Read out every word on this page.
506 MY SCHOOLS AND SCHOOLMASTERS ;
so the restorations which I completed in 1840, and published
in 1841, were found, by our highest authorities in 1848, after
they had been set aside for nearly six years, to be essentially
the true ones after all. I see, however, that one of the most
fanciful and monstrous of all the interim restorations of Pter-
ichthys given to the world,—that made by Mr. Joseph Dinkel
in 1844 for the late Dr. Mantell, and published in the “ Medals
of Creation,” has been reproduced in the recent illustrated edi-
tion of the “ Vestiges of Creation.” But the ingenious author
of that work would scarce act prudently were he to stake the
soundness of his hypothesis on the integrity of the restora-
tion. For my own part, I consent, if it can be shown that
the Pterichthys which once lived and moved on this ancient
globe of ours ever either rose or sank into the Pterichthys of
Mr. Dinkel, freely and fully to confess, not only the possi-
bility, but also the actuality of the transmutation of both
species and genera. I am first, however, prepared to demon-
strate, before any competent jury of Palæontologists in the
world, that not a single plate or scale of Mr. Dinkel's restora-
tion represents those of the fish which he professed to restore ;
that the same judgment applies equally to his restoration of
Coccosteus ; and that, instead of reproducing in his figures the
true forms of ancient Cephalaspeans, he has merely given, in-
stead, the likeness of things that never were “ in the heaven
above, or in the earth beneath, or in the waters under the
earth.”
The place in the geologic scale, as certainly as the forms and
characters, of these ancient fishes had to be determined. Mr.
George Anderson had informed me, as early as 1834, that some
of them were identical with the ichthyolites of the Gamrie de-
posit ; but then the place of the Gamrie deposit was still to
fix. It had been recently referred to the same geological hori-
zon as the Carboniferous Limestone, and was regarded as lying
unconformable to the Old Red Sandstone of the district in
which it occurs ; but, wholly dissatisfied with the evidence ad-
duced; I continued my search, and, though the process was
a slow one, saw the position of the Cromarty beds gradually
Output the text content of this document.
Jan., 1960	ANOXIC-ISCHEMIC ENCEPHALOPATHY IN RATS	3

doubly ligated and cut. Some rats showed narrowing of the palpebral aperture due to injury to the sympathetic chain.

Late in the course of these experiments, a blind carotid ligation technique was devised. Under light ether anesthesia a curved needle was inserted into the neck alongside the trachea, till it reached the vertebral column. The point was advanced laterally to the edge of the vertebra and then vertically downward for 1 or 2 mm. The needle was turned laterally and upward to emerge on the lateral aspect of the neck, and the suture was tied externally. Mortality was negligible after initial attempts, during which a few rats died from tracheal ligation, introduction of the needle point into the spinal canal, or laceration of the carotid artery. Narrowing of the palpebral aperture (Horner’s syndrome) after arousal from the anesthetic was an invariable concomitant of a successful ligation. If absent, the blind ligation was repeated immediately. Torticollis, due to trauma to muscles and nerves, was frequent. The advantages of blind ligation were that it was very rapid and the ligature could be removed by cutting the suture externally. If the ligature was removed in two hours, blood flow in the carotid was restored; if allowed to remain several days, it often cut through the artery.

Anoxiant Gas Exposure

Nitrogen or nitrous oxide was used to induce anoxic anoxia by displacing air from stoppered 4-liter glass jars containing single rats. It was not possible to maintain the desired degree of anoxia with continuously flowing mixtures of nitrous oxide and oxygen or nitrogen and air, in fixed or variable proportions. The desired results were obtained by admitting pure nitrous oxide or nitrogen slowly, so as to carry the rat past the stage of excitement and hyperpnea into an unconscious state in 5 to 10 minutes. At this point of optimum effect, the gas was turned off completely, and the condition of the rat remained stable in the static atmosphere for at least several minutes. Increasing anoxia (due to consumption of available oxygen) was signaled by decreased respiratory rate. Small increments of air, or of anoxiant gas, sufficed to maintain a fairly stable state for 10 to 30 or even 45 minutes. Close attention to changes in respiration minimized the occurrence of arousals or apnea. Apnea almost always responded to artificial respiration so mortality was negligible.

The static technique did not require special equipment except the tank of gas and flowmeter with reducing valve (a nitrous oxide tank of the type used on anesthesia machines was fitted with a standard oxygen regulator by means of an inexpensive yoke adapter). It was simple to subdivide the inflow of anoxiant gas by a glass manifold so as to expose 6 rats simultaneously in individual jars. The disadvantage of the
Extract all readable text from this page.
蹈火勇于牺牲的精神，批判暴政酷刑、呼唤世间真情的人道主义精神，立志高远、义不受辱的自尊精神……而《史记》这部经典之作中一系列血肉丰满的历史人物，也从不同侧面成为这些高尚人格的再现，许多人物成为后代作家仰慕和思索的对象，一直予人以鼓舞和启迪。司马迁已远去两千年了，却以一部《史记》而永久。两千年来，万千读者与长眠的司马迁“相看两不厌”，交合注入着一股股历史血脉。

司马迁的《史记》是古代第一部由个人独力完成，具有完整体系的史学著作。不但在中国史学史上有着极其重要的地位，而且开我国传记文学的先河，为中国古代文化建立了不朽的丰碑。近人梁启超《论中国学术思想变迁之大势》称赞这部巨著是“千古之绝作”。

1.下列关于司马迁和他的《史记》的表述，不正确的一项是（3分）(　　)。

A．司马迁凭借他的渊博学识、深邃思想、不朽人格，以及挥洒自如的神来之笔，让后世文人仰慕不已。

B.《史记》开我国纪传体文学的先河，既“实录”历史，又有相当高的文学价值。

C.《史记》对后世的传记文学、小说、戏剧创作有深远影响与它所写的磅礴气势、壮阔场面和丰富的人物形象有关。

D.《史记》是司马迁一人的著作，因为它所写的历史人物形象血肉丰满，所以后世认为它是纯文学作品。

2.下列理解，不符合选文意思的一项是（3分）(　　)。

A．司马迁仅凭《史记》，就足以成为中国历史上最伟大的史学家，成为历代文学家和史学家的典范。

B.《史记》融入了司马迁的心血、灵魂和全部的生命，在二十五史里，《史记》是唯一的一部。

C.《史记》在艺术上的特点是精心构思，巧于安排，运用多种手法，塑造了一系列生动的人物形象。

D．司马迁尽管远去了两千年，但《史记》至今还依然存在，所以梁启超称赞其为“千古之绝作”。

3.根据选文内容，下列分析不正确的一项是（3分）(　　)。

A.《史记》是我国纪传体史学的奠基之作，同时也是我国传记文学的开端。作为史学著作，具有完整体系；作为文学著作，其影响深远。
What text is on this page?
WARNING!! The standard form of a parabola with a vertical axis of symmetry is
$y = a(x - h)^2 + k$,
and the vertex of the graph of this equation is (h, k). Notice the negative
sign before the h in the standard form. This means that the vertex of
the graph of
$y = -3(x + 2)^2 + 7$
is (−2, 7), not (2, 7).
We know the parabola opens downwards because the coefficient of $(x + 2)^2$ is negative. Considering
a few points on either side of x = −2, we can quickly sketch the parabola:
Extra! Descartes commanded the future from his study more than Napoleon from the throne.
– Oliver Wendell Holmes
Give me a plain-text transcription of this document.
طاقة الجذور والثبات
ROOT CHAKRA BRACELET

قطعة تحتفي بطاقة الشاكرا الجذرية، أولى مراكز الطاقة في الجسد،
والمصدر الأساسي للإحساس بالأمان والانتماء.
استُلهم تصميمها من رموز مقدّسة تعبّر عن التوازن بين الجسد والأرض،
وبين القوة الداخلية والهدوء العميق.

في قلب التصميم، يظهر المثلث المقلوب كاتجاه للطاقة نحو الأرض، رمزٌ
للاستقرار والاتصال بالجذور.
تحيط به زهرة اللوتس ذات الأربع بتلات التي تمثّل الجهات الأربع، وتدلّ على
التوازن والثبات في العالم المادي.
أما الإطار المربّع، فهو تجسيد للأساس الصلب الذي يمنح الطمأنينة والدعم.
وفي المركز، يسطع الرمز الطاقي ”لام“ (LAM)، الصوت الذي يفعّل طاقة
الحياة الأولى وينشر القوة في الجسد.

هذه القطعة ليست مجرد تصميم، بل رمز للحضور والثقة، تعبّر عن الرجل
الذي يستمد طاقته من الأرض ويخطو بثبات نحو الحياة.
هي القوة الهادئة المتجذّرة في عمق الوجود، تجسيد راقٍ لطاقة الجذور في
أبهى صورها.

****

- _Task prompt_
Pick out every line above that contains the word "graph" and copy it.

- _Full answer_
and the vertex of the graph of this equation is (h, k). Notice the negative
the graph of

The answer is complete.